↓

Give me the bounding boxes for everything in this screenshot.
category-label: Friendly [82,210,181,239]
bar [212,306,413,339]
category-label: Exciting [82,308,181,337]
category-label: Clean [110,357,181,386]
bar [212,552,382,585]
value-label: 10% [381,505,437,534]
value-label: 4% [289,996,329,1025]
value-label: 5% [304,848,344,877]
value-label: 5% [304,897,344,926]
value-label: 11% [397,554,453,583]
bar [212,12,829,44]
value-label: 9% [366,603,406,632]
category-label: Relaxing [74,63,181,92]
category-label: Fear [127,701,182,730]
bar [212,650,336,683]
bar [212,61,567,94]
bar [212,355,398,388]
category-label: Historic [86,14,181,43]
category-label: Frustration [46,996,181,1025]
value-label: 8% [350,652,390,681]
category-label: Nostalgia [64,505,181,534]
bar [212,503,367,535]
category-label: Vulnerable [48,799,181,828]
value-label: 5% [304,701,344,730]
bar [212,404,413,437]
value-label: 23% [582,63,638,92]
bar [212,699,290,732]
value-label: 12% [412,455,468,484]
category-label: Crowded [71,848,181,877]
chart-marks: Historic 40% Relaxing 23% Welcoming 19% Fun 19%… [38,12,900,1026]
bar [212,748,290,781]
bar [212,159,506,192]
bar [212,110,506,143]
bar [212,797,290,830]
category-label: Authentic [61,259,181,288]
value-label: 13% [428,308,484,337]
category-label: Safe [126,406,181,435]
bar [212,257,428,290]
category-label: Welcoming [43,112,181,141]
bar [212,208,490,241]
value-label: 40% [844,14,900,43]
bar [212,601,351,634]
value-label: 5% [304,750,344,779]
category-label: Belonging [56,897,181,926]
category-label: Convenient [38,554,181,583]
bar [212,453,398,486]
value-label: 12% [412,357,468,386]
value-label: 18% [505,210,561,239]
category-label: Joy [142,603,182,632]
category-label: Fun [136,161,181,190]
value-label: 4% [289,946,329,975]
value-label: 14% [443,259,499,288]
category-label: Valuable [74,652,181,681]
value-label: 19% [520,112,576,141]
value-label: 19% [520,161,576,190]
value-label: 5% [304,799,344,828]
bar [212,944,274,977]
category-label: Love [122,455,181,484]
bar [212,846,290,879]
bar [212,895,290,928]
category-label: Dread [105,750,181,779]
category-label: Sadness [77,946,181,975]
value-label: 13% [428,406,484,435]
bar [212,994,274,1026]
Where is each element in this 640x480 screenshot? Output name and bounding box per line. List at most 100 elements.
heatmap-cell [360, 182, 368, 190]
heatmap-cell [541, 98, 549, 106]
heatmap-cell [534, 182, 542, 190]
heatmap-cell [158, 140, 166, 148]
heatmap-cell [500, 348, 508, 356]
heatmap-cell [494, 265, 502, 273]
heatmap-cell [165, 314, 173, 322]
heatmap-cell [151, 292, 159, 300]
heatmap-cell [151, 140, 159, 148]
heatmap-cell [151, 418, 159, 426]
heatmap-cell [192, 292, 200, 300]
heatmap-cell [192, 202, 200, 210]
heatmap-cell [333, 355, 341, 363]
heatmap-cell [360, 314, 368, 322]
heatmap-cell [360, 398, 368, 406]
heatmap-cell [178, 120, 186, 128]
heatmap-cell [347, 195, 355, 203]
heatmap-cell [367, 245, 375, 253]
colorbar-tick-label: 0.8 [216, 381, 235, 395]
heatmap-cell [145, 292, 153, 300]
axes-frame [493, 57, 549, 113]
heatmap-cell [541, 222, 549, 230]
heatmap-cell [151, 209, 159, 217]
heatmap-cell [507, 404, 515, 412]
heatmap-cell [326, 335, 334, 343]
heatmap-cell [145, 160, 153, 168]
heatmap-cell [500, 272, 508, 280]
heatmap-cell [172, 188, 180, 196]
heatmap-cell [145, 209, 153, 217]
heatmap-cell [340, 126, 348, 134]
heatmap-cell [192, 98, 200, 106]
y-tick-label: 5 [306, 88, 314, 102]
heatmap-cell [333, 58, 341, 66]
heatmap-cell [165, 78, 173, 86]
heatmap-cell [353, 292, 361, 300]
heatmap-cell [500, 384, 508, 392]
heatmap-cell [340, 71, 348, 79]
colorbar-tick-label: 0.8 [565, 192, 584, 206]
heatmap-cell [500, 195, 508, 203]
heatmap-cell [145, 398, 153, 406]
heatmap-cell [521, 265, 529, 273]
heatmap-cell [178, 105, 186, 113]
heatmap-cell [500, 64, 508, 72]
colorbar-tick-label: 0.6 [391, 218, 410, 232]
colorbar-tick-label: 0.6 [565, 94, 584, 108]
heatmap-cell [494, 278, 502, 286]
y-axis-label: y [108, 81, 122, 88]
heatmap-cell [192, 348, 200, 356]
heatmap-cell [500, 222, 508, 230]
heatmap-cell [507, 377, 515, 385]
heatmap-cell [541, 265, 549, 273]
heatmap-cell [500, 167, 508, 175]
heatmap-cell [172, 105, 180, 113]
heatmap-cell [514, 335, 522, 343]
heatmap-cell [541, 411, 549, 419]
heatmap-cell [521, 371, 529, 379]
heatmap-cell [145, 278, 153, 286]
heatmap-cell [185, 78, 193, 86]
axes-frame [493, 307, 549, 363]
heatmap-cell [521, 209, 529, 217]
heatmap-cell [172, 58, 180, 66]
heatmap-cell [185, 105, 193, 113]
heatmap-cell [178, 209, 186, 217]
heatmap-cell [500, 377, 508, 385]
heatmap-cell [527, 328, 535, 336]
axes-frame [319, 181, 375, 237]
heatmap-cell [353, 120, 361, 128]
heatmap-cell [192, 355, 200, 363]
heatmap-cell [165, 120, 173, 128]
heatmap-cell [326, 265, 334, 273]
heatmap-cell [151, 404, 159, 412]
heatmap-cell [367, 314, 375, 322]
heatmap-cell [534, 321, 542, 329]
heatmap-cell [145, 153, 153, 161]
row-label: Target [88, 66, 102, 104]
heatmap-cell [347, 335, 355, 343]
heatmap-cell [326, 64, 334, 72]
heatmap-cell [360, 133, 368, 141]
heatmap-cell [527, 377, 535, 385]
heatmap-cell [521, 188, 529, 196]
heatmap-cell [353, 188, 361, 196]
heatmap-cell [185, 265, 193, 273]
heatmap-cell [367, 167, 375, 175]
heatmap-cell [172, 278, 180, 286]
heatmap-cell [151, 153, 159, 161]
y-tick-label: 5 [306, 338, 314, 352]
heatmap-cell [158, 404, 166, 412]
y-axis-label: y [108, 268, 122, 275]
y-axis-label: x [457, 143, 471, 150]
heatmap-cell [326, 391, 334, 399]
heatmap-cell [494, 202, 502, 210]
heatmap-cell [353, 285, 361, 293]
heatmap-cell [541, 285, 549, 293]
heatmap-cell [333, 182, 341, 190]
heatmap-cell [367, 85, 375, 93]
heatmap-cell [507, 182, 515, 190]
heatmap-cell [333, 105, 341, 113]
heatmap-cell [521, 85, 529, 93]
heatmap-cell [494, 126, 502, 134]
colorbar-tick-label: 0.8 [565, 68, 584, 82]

↑

=== WHAT IS ASKED ===
Please extract every line of the listing above and reproduce each one character for character, in its original order.

=== RESULT BELOW ===
Give me the bounding boxes for everything in this screenshot.
category-label: Friendly [82,210,181,239]
bar [212,306,413,339]
category-label: Exciting [82,308,181,337]
category-label: Clean [110,357,181,386]
bar [212,552,382,585]
value-label: 10% [381,505,437,534]
value-label: 4% [289,996,329,1025]
value-label: 5% [304,848,344,877]
value-label: 5% [304,897,344,926]
value-label: 11% [397,554,453,583]
bar [212,12,829,44]
value-label: 9% [366,603,406,632]
category-label: Relaxing [74,63,181,92]
category-label: Fear [127,701,182,730]
bar [212,650,336,683]
bar [212,61,567,94]
bar [212,355,398,388]
category-label: Historic [86,14,181,43]
category-label: Frustration [46,996,181,1025]
value-label: 8% [350,652,390,681]
category-label: Nostalgia [64,505,181,534]
bar [212,503,367,535]
category-label: Vulnerable [48,799,181,828]
value-label: 5% [304,701,344,730]
bar [212,404,413,437]
value-label: 23% [582,63,638,92]
bar [212,699,290,732]
value-label: 12% [412,455,468,484]
category-label: Crowded [71,848,181,877]
chart-marks: Historic 40% Relaxing 23% Welcoming 19% Fun 19%… [38,12,900,1026]
bar [212,748,290,781]
bar [212,159,506,192]
bar [212,110,506,143]
bar [212,797,290,830]
category-label: Authentic [61,259,181,288]
value-label: 13% [428,308,484,337]
category-label: Safe [126,406,181,435]
bar [212,257,428,290]
category-label: Welcoming [43,112,181,141]
bar [212,208,490,241]
value-label: 40% [844,14,900,43]
bar [212,601,351,634]
value-label: 5% [304,750,344,779]
category-label: Belonging [56,897,181,926]
category-label: Convenient [38,554,181,583]
bar [212,453,398,486]
value-label: 12% [412,357,468,386]
value-label: 18% [505,210,561,239]
category-label: Joy [142,603,182,632]
category-label: Fun [136,161,181,190]
value-label: 4% [289,946,329,975]
value-label: 14% [443,259,499,288]
category-label: Valuable [74,652,181,681]
value-label: 19% [520,112,576,141]
value-label: 19% [520,161,576,190]
value-label: 5% [304,799,344,828]
bar [212,944,274,977]
category-label: Love [122,455,181,484]
bar [212,846,290,879]
bar [212,895,290,928]
category-label: Dread [105,750,181,779]
category-label: Sadness [77,946,181,975]
value-label: 13% [428,406,484,435]
bar [212,994,274,1026]
Where is each element in this 640x480 screenshot? Output name and bounding box per line. List at most 100 elements.
heatmap-cell [360, 182, 368, 190]
heatmap-cell [541, 98, 549, 106]
heatmap-cell [534, 182, 542, 190]
heatmap-cell [158, 140, 166, 148]
heatmap-cell [500, 348, 508, 356]
heatmap-cell [494, 265, 502, 273]
heatmap-cell [165, 314, 173, 322]
heatmap-cell [151, 292, 159, 300]
heatmap-cell [151, 140, 159, 148]
heatmap-cell [151, 418, 159, 426]
heatmap-cell [192, 292, 200, 300]
heatmap-cell [192, 202, 200, 210]
heatmap-cell [333, 355, 341, 363]
heatmap-cell [360, 314, 368, 322]
heatmap-cell [360, 398, 368, 406]
heatmap-cell [178, 120, 186, 128]
heatmap-cell [347, 195, 355, 203]
heatmap-cell [367, 245, 375, 253]
colorbar-tick-label: 0.8 [216, 381, 235, 395]
heatmap-cell [145, 292, 153, 300]
axes-frame [493, 57, 549, 113]
heatmap-cell [541, 222, 549, 230]
heatmap-cell [151, 209, 159, 217]
heatmap-cell [507, 404, 515, 412]
heatmap-cell [326, 335, 334, 343]
heatmap-cell [145, 160, 153, 168]
heatmap-cell [500, 272, 508, 280]
heatmap-cell [172, 188, 180, 196]
heatmap-cell [145, 209, 153, 217]
heatmap-cell [340, 126, 348, 134]
heatmap-cell [192, 98, 200, 106]
y-tick-label: 5 [306, 88, 314, 102]
heatmap-cell [333, 58, 341, 66]
heatmap-cell [165, 78, 173, 86]
heatmap-cell [353, 292, 361, 300]
heatmap-cell [500, 384, 508, 392]
heatmap-cell [340, 71, 348, 79]
colorbar-tick-label: 0.8 [565, 192, 584, 206]
heatmap-cell [500, 195, 508, 203]
heatmap-cell [145, 398, 153, 406]
heatmap-cell [521, 265, 529, 273]
heatmap-cell [178, 105, 186, 113]
heatmap-cell [500, 64, 508, 72]
colorbar-tick-label: 0.6 [391, 218, 410, 232]
colorbar-tick-label: 0.6 [565, 94, 584, 108]
heatmap-cell [494, 278, 502, 286]
y-axis-label: y [108, 81, 122, 88]
heatmap-cell [192, 348, 200, 356]
heatmap-cell [500, 222, 508, 230]
heatmap-cell [507, 377, 515, 385]
heatmap-cell [541, 265, 549, 273]
heatmap-cell [500, 167, 508, 175]
heatmap-cell [172, 105, 180, 113]
heatmap-cell [514, 335, 522, 343]
heatmap-cell [541, 411, 549, 419]
heatmap-cell [521, 371, 529, 379]
heatmap-cell [145, 278, 153, 286]
heatmap-cell [185, 78, 193, 86]
axes-frame [493, 307, 549, 363]
heatmap-cell [521, 209, 529, 217]
heatmap-cell [172, 58, 180, 66]
heatmap-cell [185, 105, 193, 113]
heatmap-cell [178, 209, 186, 217]
heatmap-cell [500, 377, 508, 385]
heatmap-cell [527, 328, 535, 336]
axes-frame [319, 181, 375, 237]
heatmap-cell [353, 120, 361, 128]
heatmap-cell [192, 355, 200, 363]
heatmap-cell [165, 120, 173, 128]
heatmap-cell [326, 265, 334, 273]
heatmap-cell [151, 404, 159, 412]
heatmap-cell [367, 314, 375, 322]
heatmap-cell [534, 321, 542, 329]
heatmap-cell [145, 153, 153, 161]
row-label: Target [88, 66, 102, 104]
heatmap-cell [347, 335, 355, 343]
heatmap-cell [326, 64, 334, 72]
heatmap-cell [360, 133, 368, 141]
heatmap-cell [527, 377, 535, 385]
heatmap-cell [521, 188, 529, 196]
heatmap-cell [353, 188, 361, 196]
heatmap-cell [185, 265, 193, 273]
heatmap-cell [367, 167, 375, 175]
heatmap-cell [172, 278, 180, 286]
heatmap-cell [151, 153, 159, 161]
y-tick-label: 5 [306, 338, 314, 352]
heatmap-cell [158, 404, 166, 412]
y-axis-label: y [108, 268, 122, 275]
y-axis-label: x [457, 143, 471, 150]
heatmap-cell [326, 391, 334, 399]
heatmap-cell [494, 202, 502, 210]
heatmap-cell [353, 285, 361, 293]
heatmap-cell [541, 285, 549, 293]
heatmap-cell [333, 182, 341, 190]
heatmap-cell [367, 85, 375, 93]
heatmap-cell [507, 182, 515, 190]
heatmap-cell [333, 105, 341, 113]
heatmap-cell [521, 85, 529, 93]
heatmap-cell [494, 126, 502, 134]
colorbar-tick-label: 0.8 [565, 68, 584, 82]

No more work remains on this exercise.